What is expected: Your job is to retype all of the data word for word, leaving every image out.

Records supplied:
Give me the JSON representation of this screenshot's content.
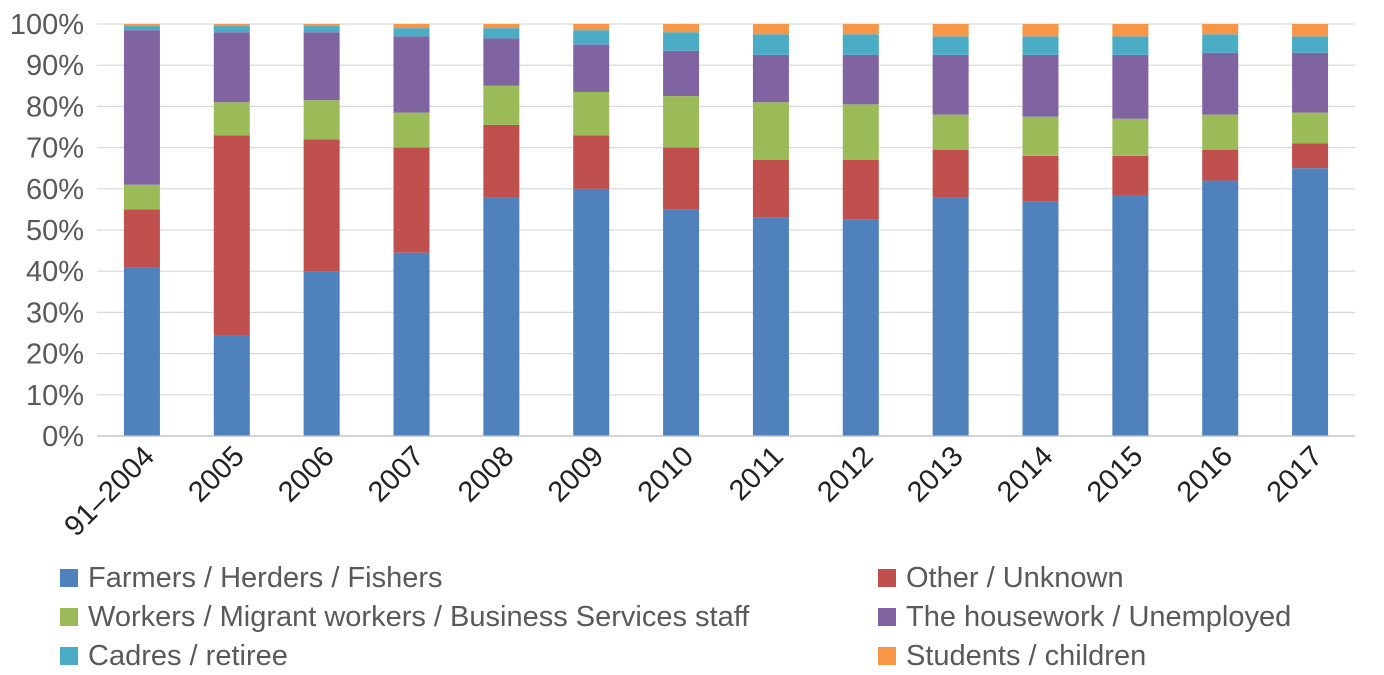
{
  "chart_data": {
    "type": "bar",
    "stacked": true,
    "percent": true,
    "categories": [
      "91–2004",
      "2005",
      "2006",
      "2007",
      "2008",
      "2009",
      "2010",
      "2011",
      "2012",
      "2013",
      "2014",
      "2015",
      "2016",
      "2017"
    ],
    "ylim": [
      0,
      100
    ],
    "yticks": [
      "0%",
      "10%",
      "20%",
      "30%",
      "40%",
      "50%",
      "60%",
      "70%",
      "80%",
      "90%",
      "100%"
    ],
    "grid": true,
    "legend_position": "bottom",
    "series": [
      {
        "name": "Farmers / Herders / Fishers",
        "color": "#4F81BD",
        "values": [
          41,
          24.5,
          40,
          44.5,
          58,
          60,
          55,
          53,
          52.5,
          58,
          57,
          58.5,
          62,
          65
        ]
      },
      {
        "name": "Other / Unknown",
        "color": "#C0504D",
        "values": [
          14,
          48.5,
          32,
          25.5,
          17.5,
          13,
          15,
          14,
          14.5,
          11.5,
          11,
          9.5,
          7.5,
          6
        ]
      },
      {
        "name": "Workers / Migrant workers / Business Services staff",
        "color": "#9BBB59",
        "values": [
          6,
          8,
          9.5,
          8.5,
          9.5,
          10.5,
          12.5,
          14,
          13.5,
          8.5,
          9.5,
          9,
          8.5,
          7.5
        ]
      },
      {
        "name": "The housework / Unemployed",
        "color": "#8064A2",
        "values": [
          37.5,
          17,
          16.5,
          18.5,
          11.5,
          11.5,
          11,
          11.5,
          12,
          14.5,
          15,
          15.5,
          15,
          14.5
        ]
      },
      {
        "name": "Cadres / retiree",
        "color": "#4BACC6",
        "values": [
          1,
          1.5,
          1.5,
          2,
          2.5,
          3.5,
          4.5,
          5,
          5,
          4.5,
          4.5,
          4.5,
          4.5,
          4
        ]
      },
      {
        "name": "Students / children",
        "color": "#F79646",
        "values": [
          0.5,
          0.5,
          0.5,
          1,
          1,
          1.5,
          2,
          2.5,
          2.5,
          3,
          3,
          3,
          2.5,
          3
        ]
      }
    ]
  }
}
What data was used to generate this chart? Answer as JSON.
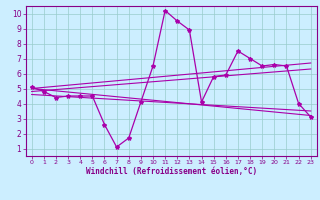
{
  "xlabel": "Windchill (Refroidissement éolien,°C)",
  "xlim": [
    -0.5,
    23.5
  ],
  "ylim": [
    0.5,
    10.5
  ],
  "xticks": [
    0,
    1,
    2,
    3,
    4,
    5,
    6,
    7,
    8,
    9,
    10,
    11,
    12,
    13,
    14,
    15,
    16,
    17,
    18,
    19,
    20,
    21,
    22,
    23
  ],
  "yticks": [
    1,
    2,
    3,
    4,
    5,
    6,
    7,
    8,
    9,
    10
  ],
  "bg_color": "#cceeff",
  "line_color": "#aa00aa",
  "grid_color": "#99cccc",
  "main_line_x": [
    0,
    1,
    2,
    3,
    4,
    5,
    6,
    7,
    8,
    9,
    10,
    11,
    12,
    13,
    14,
    15,
    16,
    17,
    18,
    19,
    20,
    21,
    22,
    23
  ],
  "main_line_y": [
    5.1,
    4.8,
    4.4,
    4.5,
    4.5,
    4.5,
    2.6,
    1.1,
    1.7,
    4.1,
    6.5,
    10.2,
    9.5,
    8.9,
    4.1,
    5.8,
    5.9,
    7.5,
    7.0,
    6.5,
    6.6,
    6.5,
    4.0,
    3.1
  ],
  "trend1_x": [
    0,
    23
  ],
  "trend1_y": [
    5.0,
    6.7
  ],
  "trend2_x": [
    0,
    23
  ],
  "trend2_y": [
    4.8,
    6.3
  ],
  "trend3_x": [
    0,
    23
  ],
  "trend3_y": [
    5.0,
    3.2
  ],
  "trend4_x": [
    0,
    23
  ],
  "trend4_y": [
    4.6,
    3.5
  ]
}
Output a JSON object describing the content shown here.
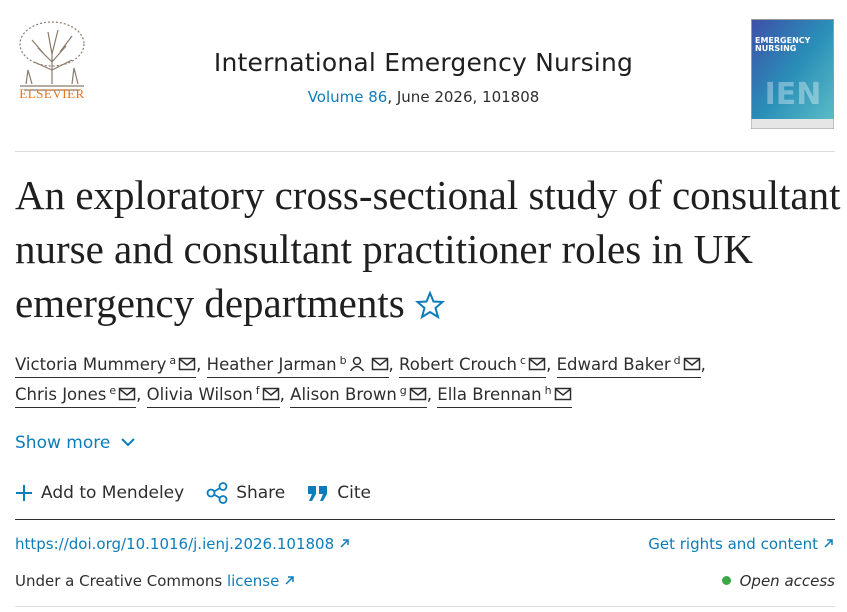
{
  "header": {
    "publisher": "ELSEVIER",
    "journal": "International Emergency Nursing",
    "volume": "Volume 86",
    "issue_info": ", June 2026, 101808",
    "cover_title": "EMERGENCY NURSING",
    "cover_mark": "IEN"
  },
  "article": {
    "title": "An exploratory cross-sectional study of consultant nurse and consultant practitioner roles in UK emergency departments",
    "separator": ",",
    "authors": [
      {
        "name": "Victoria Mummery",
        "sup": "a"
      },
      {
        "name": "Heather Jarman",
        "sup": "b"
      },
      {
        "name": "Robert Crouch",
        "sup": "c"
      },
      {
        "name": "Edward Baker",
        "sup": "d"
      },
      {
        "name": "Chris Jones",
        "sup": "e"
      },
      {
        "name": "Olivia Wilson",
        "sup": "f"
      },
      {
        "name": "Alison Brown",
        "sup": "g"
      },
      {
        "name": "Ella Brennan",
        "sup": "h"
      }
    ]
  },
  "actions": {
    "show_more": "Show more",
    "mendeley": "Add to Mendeley",
    "share": "Share",
    "cite": "Cite"
  },
  "links": {
    "doi": "https://doi.org/10.1016/j.ienj.2026.101808",
    "rights": "Get rights and content",
    "license_prefix": "Under a Creative Commons",
    "license": "license",
    "open_access": "Open access"
  }
}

Expected output:
Give me the JSON representation of this screenshot's content.
{
  "chart_data": {
    "type": "bar",
    "stacked": true,
    "percent": true,
    "categories": [
      "91–2004",
      "2005",
      "2006",
      "2007",
      "2008",
      "2009",
      "2010",
      "2011",
      "2012",
      "2013",
      "2014",
      "2015",
      "2016",
      "2017"
    ],
    "ylim": [
      0,
      100
    ],
    "yticks": [
      "0%",
      "10%",
      "20%",
      "30%",
      "40%",
      "50%",
      "60%",
      "70%",
      "80%",
      "90%",
      "100%"
    ],
    "grid": true,
    "legend_position": "bottom",
    "series": [
      {
        "name": "Farmers / Herders / Fishers",
        "color": "#4F81BD",
        "values": [
          41,
          24.5,
          40,
          44.5,
          58,
          60,
          55,
          53,
          52.5,
          58,
          57,
          58.5,
          62,
          65
        ]
      },
      {
        "name": "Other / Unknown",
        "color": "#C0504D",
        "values": [
          14,
          48.5,
          32,
          25.5,
          17.5,
          13,
          15,
          14,
          14.5,
          11.5,
          11,
          9.5,
          7.5,
          6
        ]
      },
      {
        "name": "Workers / Migrant workers / Business Services staff",
        "color": "#9BBB59",
        "values": [
          6,
          8,
          9.5,
          8.5,
          9.5,
          10.5,
          12.5,
          14,
          13.5,
          8.5,
          9.5,
          9,
          8.5,
          7.5
        ]
      },
      {
        "name": "The housework / Unemployed",
        "color": "#8064A2",
        "values": [
          37.5,
          17,
          16.5,
          18.5,
          11.5,
          11.5,
          11,
          11.5,
          12,
          14.5,
          15,
          15.5,
          15,
          14.5
        ]
      },
      {
        "name": "Cadres / retiree",
        "color": "#4BACC6",
        "values": [
          1,
          1.5,
          1.5,
          2,
          2.5,
          3.5,
          4.5,
          5,
          5,
          4.5,
          4.5,
          4.5,
          4.5,
          4
        ]
      },
      {
        "name": "Students / children",
        "color": "#F79646",
        "values": [
          0.5,
          0.5,
          0.5,
          1,
          1,
          1.5,
          2,
          2.5,
          2.5,
          3,
          3,
          3,
          2.5,
          3
        ]
      }
    ]
  }
}
What data was used to generate this chart? Answer as JSON.
{
  "xlabel": "Windchill (Refroidissement éolien,°C)",
  "xlim": [
    -0.5,
    23.5
  ],
  "ylim": [
    0.5,
    10.5
  ],
  "xticks": [
    0,
    1,
    2,
    3,
    4,
    5,
    6,
    7,
    8,
    9,
    10,
    11,
    12,
    13,
    14,
    15,
    16,
    17,
    18,
    19,
    20,
    21,
    22,
    23
  ],
  "yticks": [
    1,
    2,
    3,
    4,
    5,
    6,
    7,
    8,
    9,
    10
  ],
  "bg_color": "#cceeff",
  "line_color": "#aa00aa",
  "grid_color": "#99cccc",
  "main_line_x": [
    0,
    1,
    2,
    3,
    4,
    5,
    6,
    7,
    8,
    9,
    10,
    11,
    12,
    13,
    14,
    15,
    16,
    17,
    18,
    19,
    20,
    21,
    22,
    23
  ],
  "main_line_y": [
    5.1,
    4.8,
    4.4,
    4.5,
    4.5,
    4.5,
    2.6,
    1.1,
    1.7,
    4.1,
    6.5,
    10.2,
    9.5,
    8.9,
    4.1,
    5.8,
    5.9,
    7.5,
    7.0,
    6.5,
    6.6,
    6.5,
    4.0,
    3.1
  ],
  "trend1_x": [
    0,
    23
  ],
  "trend1_y": [
    5.0,
    6.7
  ],
  "trend2_x": [
    0,
    23
  ],
  "trend2_y": [
    4.8,
    6.3
  ],
  "trend3_x": [
    0,
    23
  ],
  "trend3_y": [
    5.0,
    3.2
  ],
  "trend4_x": [
    0,
    23
  ],
  "trend4_y": [
    4.6,
    3.5
  ]
}
Output a JSON object describing the content shown here.
{
  "header": {
    "publisher": "ELSEVIER",
    "journal": "International Emergency Nursing",
    "volume": "Volume 86",
    "issue_info": ", June 2026, 101808",
    "cover_title": "EMERGENCY NURSING",
    "cover_mark": "IEN"
  },
  "article": {
    "title": "An exploratory cross-sectional study of consultant nurse and consultant practitioner roles in UK emergency departments",
    "separator": ",",
    "authors": [
      {
        "name": "Victoria Mummery",
        "sup": "a"
      },
      {
        "name": "Heather Jarman",
        "sup": "b"
      },
      {
        "name": "Robert Crouch",
        "sup": "c"
      },
      {
        "name": "Edward Baker",
        "sup": "d"
      },
      {
        "name": "Chris Jones",
        "sup": "e"
      },
      {
        "name": "Olivia Wilson",
        "sup": "f"
      },
      {
        "name": "Alison Brown",
        "sup": "g"
      },
      {
        "name": "Ella Brennan",
        "sup": "h"
      }
    ]
  },
  "actions": {
    "show_more": "Show more",
    "mendeley": "Add to Mendeley",
    "share": "Share",
    "cite": "Cite"
  },
  "links": {
    "doi": "https://doi.org/10.1016/j.ienj.2026.101808",
    "rights": "Get rights and content",
    "license_prefix": "Under a Creative Commons",
    "license": "license",
    "open_access": "Open access"
  }
}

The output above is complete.